#### [Your instructions]
Provide the number of lines containing the word "Spent", and nothing else.

Records about charts and figures:
______

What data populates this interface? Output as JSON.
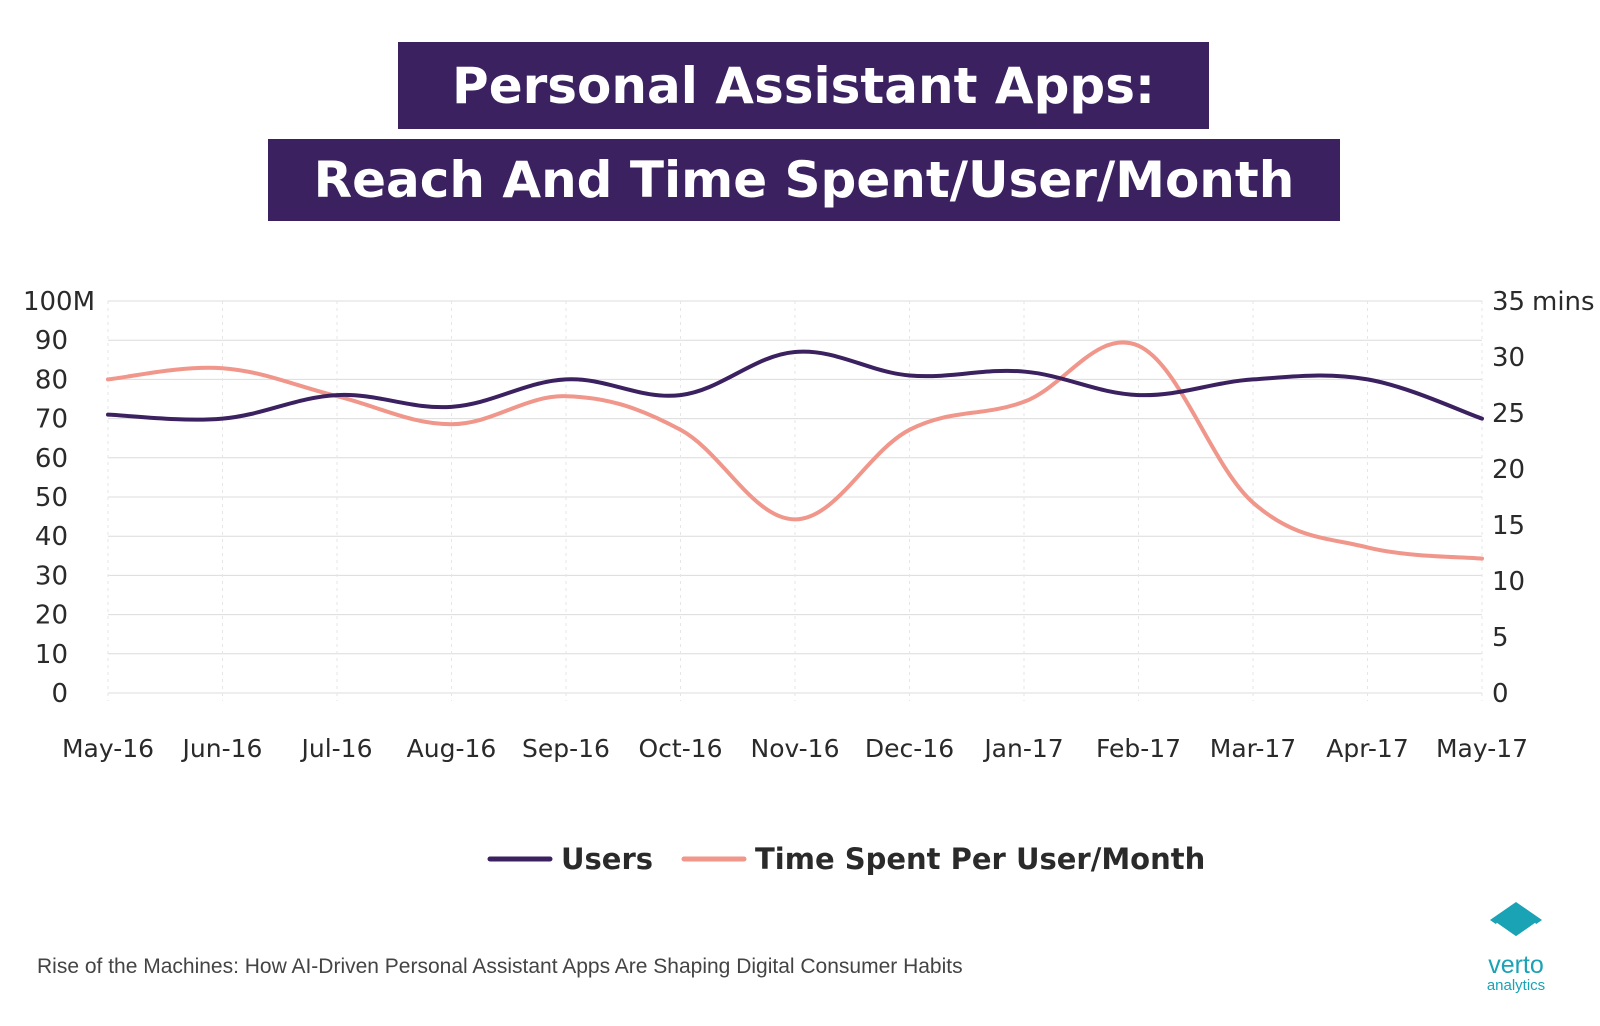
{
  "title": {
    "line1": "Personal Assistant Apps:",
    "line2": "Reach And Time Spent/User/Month"
  },
  "footer": "Rise of the Machines: How AI-Driven Personal Assistant Apps Are Shaping Digital Consumer Habits",
  "logo": {
    "word": "verto",
    "sub": "analytics"
  },
  "colors": {
    "title_bg": "#3b2160",
    "users": "#3b2160",
    "time": "#f0968a",
    "grid": "#dcdcdc",
    "logo": "#1aa2b5"
  },
  "chart_data": {
    "type": "line",
    "categories": [
      "May-16",
      "Jun-16",
      "Jul-16",
      "Aug-16",
      "Sep-16",
      "Oct-16",
      "Nov-16",
      "Dec-16",
      "Jan-17",
      "Feb-17",
      "Mar-17",
      "Apr-17",
      "May-17"
    ],
    "y_left": {
      "ylim": [
        0,
        100
      ],
      "ticks": [
        0,
        10,
        20,
        30,
        40,
        50,
        60,
        70,
        80,
        90,
        100
      ],
      "tick_labels": [
        "0",
        "10",
        "20",
        "30",
        "40",
        "50",
        "60",
        "70",
        "80",
        "90",
        "100M"
      ]
    },
    "y_right": {
      "ylim": [
        0,
        35
      ],
      "ticks": [
        0,
        5,
        10,
        15,
        20,
        25,
        30,
        35
      ],
      "tick_labels": [
        "0",
        "5",
        "10",
        "15",
        "20",
        "25",
        "30",
        "35"
      ],
      "unit": "mins"
    },
    "series": [
      {
        "name": "Users",
        "axis": "left",
        "color": "#3b2160",
        "values": [
          71,
          70,
          76,
          73,
          80,
          76,
          87,
          81,
          82,
          76,
          80,
          80,
          70
        ]
      },
      {
        "name": "Time Spent Per User/Month",
        "axis": "right",
        "color": "#f0968a",
        "values": [
          28,
          29,
          26.5,
          24,
          26.5,
          23.5,
          15.5,
          23.5,
          26,
          31,
          17,
          13,
          12
        ]
      }
    ],
    "legend": "bottom-center",
    "grid": true
  }
}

______

#### [Task solution]
2